_JOB_.
Scan the entries below for the word "sensitive". Copy each line that has it.
>> start INPUT ROWS
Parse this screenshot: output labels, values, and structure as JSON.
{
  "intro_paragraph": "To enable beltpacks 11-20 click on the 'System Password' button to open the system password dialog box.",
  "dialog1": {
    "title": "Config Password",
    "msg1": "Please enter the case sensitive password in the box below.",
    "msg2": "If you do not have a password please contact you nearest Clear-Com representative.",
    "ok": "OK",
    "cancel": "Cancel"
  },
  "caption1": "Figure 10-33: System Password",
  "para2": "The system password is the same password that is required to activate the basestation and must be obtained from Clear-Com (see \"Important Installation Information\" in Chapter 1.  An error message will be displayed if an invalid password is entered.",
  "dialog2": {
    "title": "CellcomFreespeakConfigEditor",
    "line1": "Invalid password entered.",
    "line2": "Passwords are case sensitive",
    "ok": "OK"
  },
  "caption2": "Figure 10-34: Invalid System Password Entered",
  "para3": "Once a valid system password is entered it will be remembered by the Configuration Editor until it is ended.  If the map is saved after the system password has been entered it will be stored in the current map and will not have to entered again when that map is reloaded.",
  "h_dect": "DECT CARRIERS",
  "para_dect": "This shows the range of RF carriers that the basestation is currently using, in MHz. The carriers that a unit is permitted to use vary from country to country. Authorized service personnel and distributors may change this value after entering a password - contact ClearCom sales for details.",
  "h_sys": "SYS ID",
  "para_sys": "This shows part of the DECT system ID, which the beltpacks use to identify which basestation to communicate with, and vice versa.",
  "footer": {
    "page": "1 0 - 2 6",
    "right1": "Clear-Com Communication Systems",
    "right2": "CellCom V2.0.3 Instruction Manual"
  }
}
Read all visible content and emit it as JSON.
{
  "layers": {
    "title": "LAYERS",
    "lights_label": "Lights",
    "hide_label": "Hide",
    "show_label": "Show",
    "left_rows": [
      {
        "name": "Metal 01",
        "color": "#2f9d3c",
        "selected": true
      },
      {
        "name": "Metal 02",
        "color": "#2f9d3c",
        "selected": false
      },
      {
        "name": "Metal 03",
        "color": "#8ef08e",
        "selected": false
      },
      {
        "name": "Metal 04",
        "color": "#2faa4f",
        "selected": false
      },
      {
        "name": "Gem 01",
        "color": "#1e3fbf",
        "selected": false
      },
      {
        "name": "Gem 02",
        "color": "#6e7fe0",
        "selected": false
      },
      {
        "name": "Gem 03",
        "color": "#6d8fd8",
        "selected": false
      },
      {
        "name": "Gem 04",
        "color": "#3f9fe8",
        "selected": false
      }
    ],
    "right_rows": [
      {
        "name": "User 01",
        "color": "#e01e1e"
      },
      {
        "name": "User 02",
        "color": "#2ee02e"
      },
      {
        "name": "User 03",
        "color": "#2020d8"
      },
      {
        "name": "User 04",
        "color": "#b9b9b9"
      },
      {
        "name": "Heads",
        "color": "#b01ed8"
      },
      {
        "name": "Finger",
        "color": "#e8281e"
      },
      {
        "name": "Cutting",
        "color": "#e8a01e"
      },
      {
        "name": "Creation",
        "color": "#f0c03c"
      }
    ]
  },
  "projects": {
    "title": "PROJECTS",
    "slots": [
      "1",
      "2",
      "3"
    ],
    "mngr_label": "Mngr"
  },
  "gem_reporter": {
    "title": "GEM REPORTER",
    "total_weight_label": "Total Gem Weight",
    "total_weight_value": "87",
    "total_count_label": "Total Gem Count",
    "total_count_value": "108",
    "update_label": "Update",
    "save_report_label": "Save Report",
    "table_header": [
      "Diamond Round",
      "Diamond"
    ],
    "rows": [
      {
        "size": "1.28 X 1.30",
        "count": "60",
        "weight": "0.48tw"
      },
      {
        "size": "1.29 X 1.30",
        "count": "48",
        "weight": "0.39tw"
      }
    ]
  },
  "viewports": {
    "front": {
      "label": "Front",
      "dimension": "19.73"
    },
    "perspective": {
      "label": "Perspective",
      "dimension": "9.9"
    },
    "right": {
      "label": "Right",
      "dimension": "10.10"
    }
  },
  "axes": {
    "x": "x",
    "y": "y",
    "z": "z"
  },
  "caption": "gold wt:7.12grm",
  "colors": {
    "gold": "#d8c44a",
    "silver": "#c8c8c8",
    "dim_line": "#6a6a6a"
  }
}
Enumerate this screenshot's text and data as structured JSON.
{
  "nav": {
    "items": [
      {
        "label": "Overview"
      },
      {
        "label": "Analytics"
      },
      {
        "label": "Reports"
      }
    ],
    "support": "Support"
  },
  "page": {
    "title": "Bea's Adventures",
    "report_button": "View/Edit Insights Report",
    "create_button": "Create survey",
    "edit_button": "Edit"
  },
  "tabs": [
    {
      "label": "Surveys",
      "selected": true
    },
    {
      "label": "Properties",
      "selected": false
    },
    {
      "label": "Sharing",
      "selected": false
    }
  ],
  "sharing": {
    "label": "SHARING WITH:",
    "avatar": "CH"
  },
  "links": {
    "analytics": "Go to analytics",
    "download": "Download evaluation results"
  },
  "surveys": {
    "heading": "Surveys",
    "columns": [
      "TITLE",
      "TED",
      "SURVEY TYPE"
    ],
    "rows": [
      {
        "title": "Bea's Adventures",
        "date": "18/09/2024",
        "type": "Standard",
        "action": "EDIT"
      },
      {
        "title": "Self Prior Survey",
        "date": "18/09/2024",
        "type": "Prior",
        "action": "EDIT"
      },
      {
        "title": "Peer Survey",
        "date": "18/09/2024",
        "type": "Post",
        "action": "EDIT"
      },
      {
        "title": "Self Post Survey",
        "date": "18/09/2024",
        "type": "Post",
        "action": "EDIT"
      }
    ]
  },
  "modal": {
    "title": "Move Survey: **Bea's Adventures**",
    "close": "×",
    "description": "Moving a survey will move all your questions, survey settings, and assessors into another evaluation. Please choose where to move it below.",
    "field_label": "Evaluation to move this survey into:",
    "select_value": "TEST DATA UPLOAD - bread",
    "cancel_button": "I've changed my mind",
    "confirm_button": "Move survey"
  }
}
>> end INPUT ROWS
_TASK SOLUTION_.
    "msg1": "Please enter the case sensitive password in the box below.",
    "line2": "Passwords are case sensitive",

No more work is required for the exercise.